- **Dataset entries**:

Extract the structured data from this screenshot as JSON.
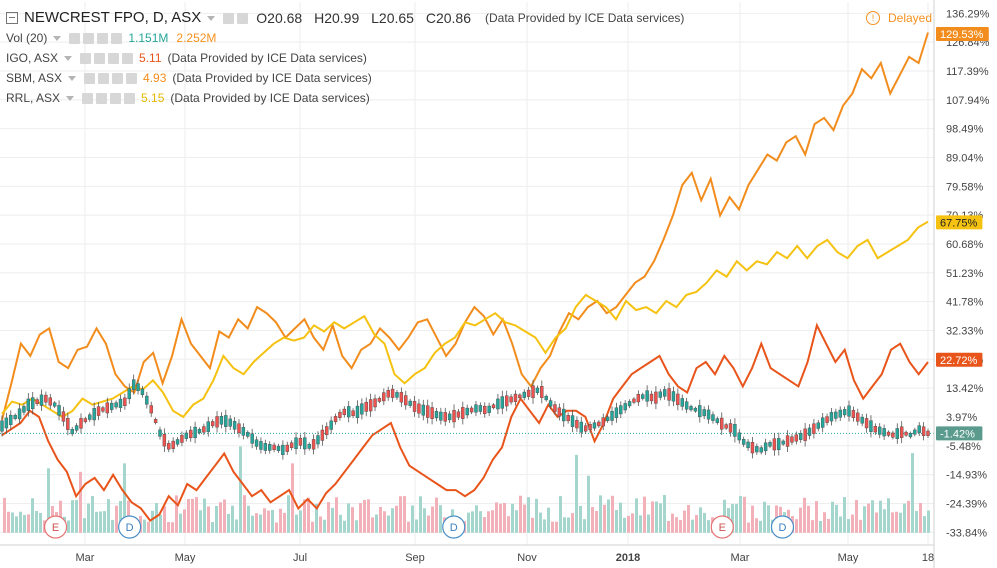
{
  "header": {
    "symbol": "NEWCREST FPO, D, ASX",
    "open": "O20.68",
    "high": "H20.99",
    "low": "L20.65",
    "close": "C20.86",
    "source": "(Data Provided by ICE Data services)",
    "delayed": "Delayed"
  },
  "studies": [
    {
      "name": "Vol (20)",
      "value": "1.151M",
      "value2": "2.252M",
      "color": "#26a69a",
      "color2": "#f5911f"
    },
    {
      "name": "IGO, ASX",
      "value": "5.11",
      "source": "(Data Provided by ICE Data services)",
      "color": "#e8541a"
    },
    {
      "name": "SBM, ASX",
      "value": "4.93",
      "source": "(Data Provided by ICE Data services)",
      "color": "#f28c1c"
    },
    {
      "name": "RRL, ASX",
      "value": "5.15",
      "source": "(Data Provided by ICE Data services)",
      "color": "#f5c211"
    }
  ],
  "colors": {
    "igo": "#e8541a",
    "sbm": "#f28c1c",
    "rrl": "#f5c211",
    "candle_up": "#26a69a",
    "candle_down": "#ef5350",
    "vol_up": "#a5d6cd",
    "vol_down": "#f2b0b8",
    "main_last": "#5b9b8e",
    "zero_line": "#26a69a"
  },
  "chart_data": {
    "type": "line",
    "x_ticks": [
      "Mar",
      "May",
      "Jul",
      "Sep",
      "Nov",
      "2018",
      "Mar",
      "May",
      "18"
    ],
    "y_ticks": [
      "136.29%",
      "126.84%",
      "117.39%",
      "107.94%",
      "98.49%",
      "89.04%",
      "79.58%",
      "70.13%",
      "60.68%",
      "51.23%",
      "41.78%",
      "32.33%",
      "22.88%",
      "13.42%",
      "3.97%",
      "-5.48%",
      "-14.93%",
      "-24.39%",
      "-33.84%"
    ],
    "ylim": [
      -38,
      140
    ],
    "grid": true,
    "last_values": [
      {
        "series": "SBM, ASX",
        "label": "129.53%",
        "value": 129.53,
        "color": "#f28c1c"
      },
      {
        "series": "RRL, ASX",
        "label": "67.75%",
        "value": 67.75,
        "color": "#f5c211"
      },
      {
        "series": "IGO, ASX",
        "label": "22.72%",
        "value": 22.72,
        "color": "#e8541a"
      },
      {
        "series": "NEWCREST FPO, D, ASX",
        "label": "-1.42%",
        "value": -1.42,
        "color": "#5b9b8e"
      }
    ],
    "events": [
      {
        "label": "E",
        "x": 0.06
      },
      {
        "label": "D",
        "x": 0.14
      },
      {
        "label": "D",
        "x": 0.49
      },
      {
        "label": "E",
        "x": 0.78
      },
      {
        "label": "D",
        "x": 0.845
      }
    ],
    "series": [
      {
        "name": "SBM, ASX",
        "color": "#f28c1c",
        "values": [
          3,
          15,
          28,
          24,
          31,
          33,
          22,
          20,
          26,
          27,
          33,
          28,
          18,
          14,
          12,
          22,
          25,
          15,
          24,
          36,
          28,
          24,
          20,
          32,
          30,
          36,
          33,
          40,
          38,
          35,
          30,
          33,
          36,
          30,
          26,
          34,
          24,
          20,
          26,
          28,
          33,
          30,
          26,
          30,
          35,
          36,
          30,
          24,
          28,
          35,
          40,
          37,
          31,
          36,
          28,
          18,
          14,
          20,
          24,
          32,
          38,
          36,
          40,
          42,
          38,
          40,
          44,
          48,
          50,
          55,
          62,
          70,
          80,
          84,
          75,
          82,
          70,
          76,
          72,
          80,
          85,
          90,
          88,
          94,
          96,
          90,
          100,
          102,
          98,
          106,
          110,
          118,
          115,
          120,
          110,
          116,
          122,
          120,
          130
        ]
      },
      {
        "name": "RRL, ASX",
        "color": "#f5c211",
        "values": [
          5,
          9,
          8,
          10,
          8,
          6,
          4,
          6,
          10,
          8,
          9,
          10,
          12,
          14,
          13,
          16,
          12,
          6,
          4,
          8,
          10,
          16,
          24,
          20,
          18,
          22,
          25,
          28,
          30,
          29,
          30,
          34,
          32,
          35,
          33,
          35,
          37,
          31,
          28,
          18,
          15,
          18,
          20,
          25,
          28,
          30,
          35,
          34,
          36,
          38,
          35,
          34,
          32,
          30,
          25,
          30,
          33,
          40,
          44,
          42,
          40,
          36,
          42,
          39,
          40,
          38,
          42,
          40,
          44,
          45,
          48,
          52,
          50,
          55,
          52,
          55,
          54,
          58,
          56,
          60,
          56,
          60,
          62,
          58,
          56,
          60,
          62,
          56,
          58,
          60,
          62,
          66,
          68
        ]
      },
      {
        "name": "IGO, ASX",
        "color": "#e8541a",
        "values": [
          -2,
          0,
          2,
          6,
          4,
          -4,
          -10,
          -14,
          -22,
          -18,
          -16,
          -20,
          -15,
          -20,
          -24,
          -26,
          -30,
          -28,
          -22,
          -25,
          -18,
          -20,
          -16,
          -12,
          -8,
          -14,
          -18,
          -22,
          -20,
          -24,
          -22,
          -20,
          -26,
          -23,
          -26,
          -21,
          -18,
          -14,
          -10,
          -6,
          -2,
          0,
          2,
          -6,
          -12,
          -14,
          -16,
          -18,
          -20,
          -20,
          -22,
          -20,
          -16,
          -10,
          -6,
          4,
          10,
          6,
          2,
          8,
          4,
          6,
          6,
          4,
          -4,
          2,
          10,
          14,
          18,
          20,
          22,
          24,
          18,
          14,
          12,
          20,
          22,
          18,
          24,
          20,
          14,
          20,
          28,
          20,
          18,
          16,
          14,
          22,
          34,
          28,
          22,
          26,
          16,
          10,
          14,
          18,
          26,
          28,
          22,
          18,
          22
        ]
      },
      {
        "name": "NEWCREST FPO, D, ASX",
        "color": "#26a69a",
        "values": [
          1,
          3,
          5,
          8,
          9,
          10,
          8,
          4,
          -1,
          2,
          4,
          6,
          7,
          8,
          9,
          15,
          12,
          6,
          -2,
          -6,
          -4,
          -2,
          -1,
          0,
          2,
          3,
          2,
          0,
          -2,
          -5,
          -6,
          -6,
          -7,
          -5,
          -4,
          -6,
          -3,
          0,
          4,
          6,
          5,
          7,
          8,
          10,
          12,
          11,
          9,
          7,
          6,
          5,
          4,
          4,
          5,
          6,
          7,
          6,
          8,
          9,
          10,
          11,
          12,
          13,
          9,
          6,
          4,
          2,
          0,
          1,
          2,
          4,
          6,
          8,
          10,
          11,
          10,
          12,
          11,
          9,
          7,
          6,
          5,
          3,
          1,
          0,
          -4,
          -6,
          -7,
          -5,
          -5,
          -4,
          -3,
          -2,
          0,
          2,
          4,
          5,
          6,
          4,
          2,
          0,
          -1,
          -2,
          -1,
          -2,
          0,
          -1.4
        ]
      }
    ]
  }
}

- **What to do**:
Output every entry verbatim. Pictures do not belong in the copy.

- **Worked solution**:
Extract the structured data from this screenshot as JSON.
{
  "header": {
    "symbol": "NEWCREST FPO, D, ASX",
    "open": "O20.68",
    "high": "H20.99",
    "low": "L20.65",
    "close": "C20.86",
    "source": "(Data Provided by ICE Data services)",
    "delayed": "Delayed"
  },
  "studies": [
    {
      "name": "Vol (20)",
      "value": "1.151M",
      "value2": "2.252M",
      "color": "#26a69a",
      "color2": "#f5911f"
    },
    {
      "name": "IGO, ASX",
      "value": "5.11",
      "source": "(Data Provided by ICE Data services)",
      "color": "#e8541a"
    },
    {
      "name": "SBM, ASX",
      "value": "4.93",
      "source": "(Data Provided by ICE Data services)",
      "color": "#f28c1c"
    },
    {
      "name": "RRL, ASX",
      "value": "5.15",
      "source": "(Data Provided by ICE Data services)",
      "color": "#f5c211"
    }
  ],
  "colors": {
    "igo": "#e8541a",
    "sbm": "#f28c1c",
    "rrl": "#f5c211",
    "candle_up": "#26a69a",
    "candle_down": "#ef5350",
    "vol_up": "#a5d6cd",
    "vol_down": "#f2b0b8",
    "main_last": "#5b9b8e",
    "zero_line": "#26a69a"
  },
  "chart_data": {
    "type": "line",
    "x_ticks": [
      "Mar",
      "May",
      "Jul",
      "Sep",
      "Nov",
      "2018",
      "Mar",
      "May",
      "18"
    ],
    "y_ticks": [
      "136.29%",
      "126.84%",
      "117.39%",
      "107.94%",
      "98.49%",
      "89.04%",
      "79.58%",
      "70.13%",
      "60.68%",
      "51.23%",
      "41.78%",
      "32.33%",
      "22.88%",
      "13.42%",
      "3.97%",
      "-5.48%",
      "-14.93%",
      "-24.39%",
      "-33.84%"
    ],
    "ylim": [
      -38,
      140
    ],
    "grid": true,
    "last_values": [
      {
        "series": "SBM, ASX",
        "label": "129.53%",
        "value": 129.53,
        "color": "#f28c1c"
      },
      {
        "series": "RRL, ASX",
        "label": "67.75%",
        "value": 67.75,
        "color": "#f5c211"
      },
      {
        "series": "IGO, ASX",
        "label": "22.72%",
        "value": 22.72,
        "color": "#e8541a"
      },
      {
        "series": "NEWCREST FPO, D, ASX",
        "label": "-1.42%",
        "value": -1.42,
        "color": "#5b9b8e"
      }
    ],
    "events": [
      {
        "label": "E",
        "x": 0.06
      },
      {
        "label": "D",
        "x": 0.14
      },
      {
        "label": "D",
        "x": 0.49
      },
      {
        "label": "E",
        "x": 0.78
      },
      {
        "label": "D",
        "x": 0.845
      }
    ],
    "series": [
      {
        "name": "SBM, ASX",
        "color": "#f28c1c",
        "values": [
          3,
          15,
          28,
          24,
          31,
          33,
          22,
          20,
          26,
          27,
          33,
          28,
          18,
          14,
          12,
          22,
          25,
          15,
          24,
          36,
          28,
          24,
          20,
          32,
          30,
          36,
          33,
          40,
          38,
          35,
          30,
          33,
          36,
          30,
          26,
          34,
          24,
          20,
          26,
          28,
          33,
          30,
          26,
          30,
          35,
          36,
          30,
          24,
          28,
          35,
          40,
          37,
          31,
          36,
          28,
          18,
          14,
          20,
          24,
          32,
          38,
          36,
          40,
          42,
          38,
          40,
          44,
          48,
          50,
          55,
          62,
          70,
          80,
          84,
          75,
          82,
          70,
          76,
          72,
          80,
          85,
          90,
          88,
          94,
          96,
          90,
          100,
          102,
          98,
          106,
          110,
          118,
          115,
          120,
          110,
          116,
          122,
          120,
          130
        ]
      },
      {
        "name": "RRL, ASX",
        "color": "#f5c211",
        "values": [
          5,
          9,
          8,
          10,
          8,
          6,
          4,
          6,
          10,
          8,
          9,
          10,
          12,
          14,
          13,
          16,
          12,
          6,
          4,
          8,
          10,
          16,
          24,
          20,
          18,
          22,
          25,
          28,
          30,
          29,
          30,
          34,
          32,
          35,
          33,
          35,
          37,
          31,
          28,
          18,
          15,
          18,
          20,
          25,
          28,
          30,
          35,
          34,
          36,
          38,
          35,
          34,
          32,
          30,
          25,
          30,
          33,
          40,
          44,
          42,
          40,
          36,
          42,
          39,
          40,
          38,
          42,
          40,
          44,
          45,
          48,
          52,
          50,
          55,
          52,
          55,
          54,
          58,
          56,
          60,
          56,
          60,
          62,
          58,
          56,
          60,
          62,
          56,
          58,
          60,
          62,
          66,
          68
        ]
      },
      {
        "name": "IGO, ASX",
        "color": "#e8541a",
        "values": [
          -2,
          0,
          2,
          6,
          4,
          -4,
          -10,
          -14,
          -22,
          -18,
          -16,
          -20,
          -15,
          -20,
          -24,
          -26,
          -30,
          -28,
          -22,
          -25,
          -18,
          -20,
          -16,
          -12,
          -8,
          -14,
          -18,
          -22,
          -20,
          -24,
          -22,
          -20,
          -26,
          -23,
          -26,
          -21,
          -18,
          -14,
          -10,
          -6,
          -2,
          0,
          2,
          -6,
          -12,
          -14,
          -16,
          -18,
          -20,
          -20,
          -22,
          -20,
          -16,
          -10,
          -6,
          4,
          10,
          6,
          2,
          8,
          4,
          6,
          6,
          4,
          -4,
          2,
          10,
          14,
          18,
          20,
          22,
          24,
          18,
          14,
          12,
          20,
          22,
          18,
          24,
          20,
          14,
          20,
          28,
          20,
          18,
          16,
          14,
          22,
          34,
          28,
          22,
          26,
          16,
          10,
          14,
          18,
          26,
          28,
          22,
          18,
          22
        ]
      },
      {
        "name": "NEWCREST FPO, D, ASX",
        "color": "#26a69a",
        "values": [
          1,
          3,
          5,
          8,
          9,
          10,
          8,
          4,
          -1,
          2,
          4,
          6,
          7,
          8,
          9,
          15,
          12,
          6,
          -2,
          -6,
          -4,
          -2,
          -1,
          0,
          2,
          3,
          2,
          0,
          -2,
          -5,
          -6,
          -6,
          -7,
          -5,
          -4,
          -6,
          -3,
          0,
          4,
          6,
          5,
          7,
          8,
          10,
          12,
          11,
          9,
          7,
          6,
          5,
          4,
          4,
          5,
          6,
          7,
          6,
          8,
          9,
          10,
          11,
          12,
          13,
          9,
          6,
          4,
          2,
          0,
          1,
          2,
          4,
          6,
          8,
          10,
          11,
          10,
          12,
          11,
          9,
          7,
          6,
          5,
          3,
          1,
          0,
          -4,
          -6,
          -7,
          -5,
          -5,
          -4,
          -3,
          -2,
          0,
          2,
          4,
          5,
          6,
          4,
          2,
          0,
          -1,
          -2,
          -1,
          -2,
          0,
          -1.4
        ]
      }
    ]
  }
}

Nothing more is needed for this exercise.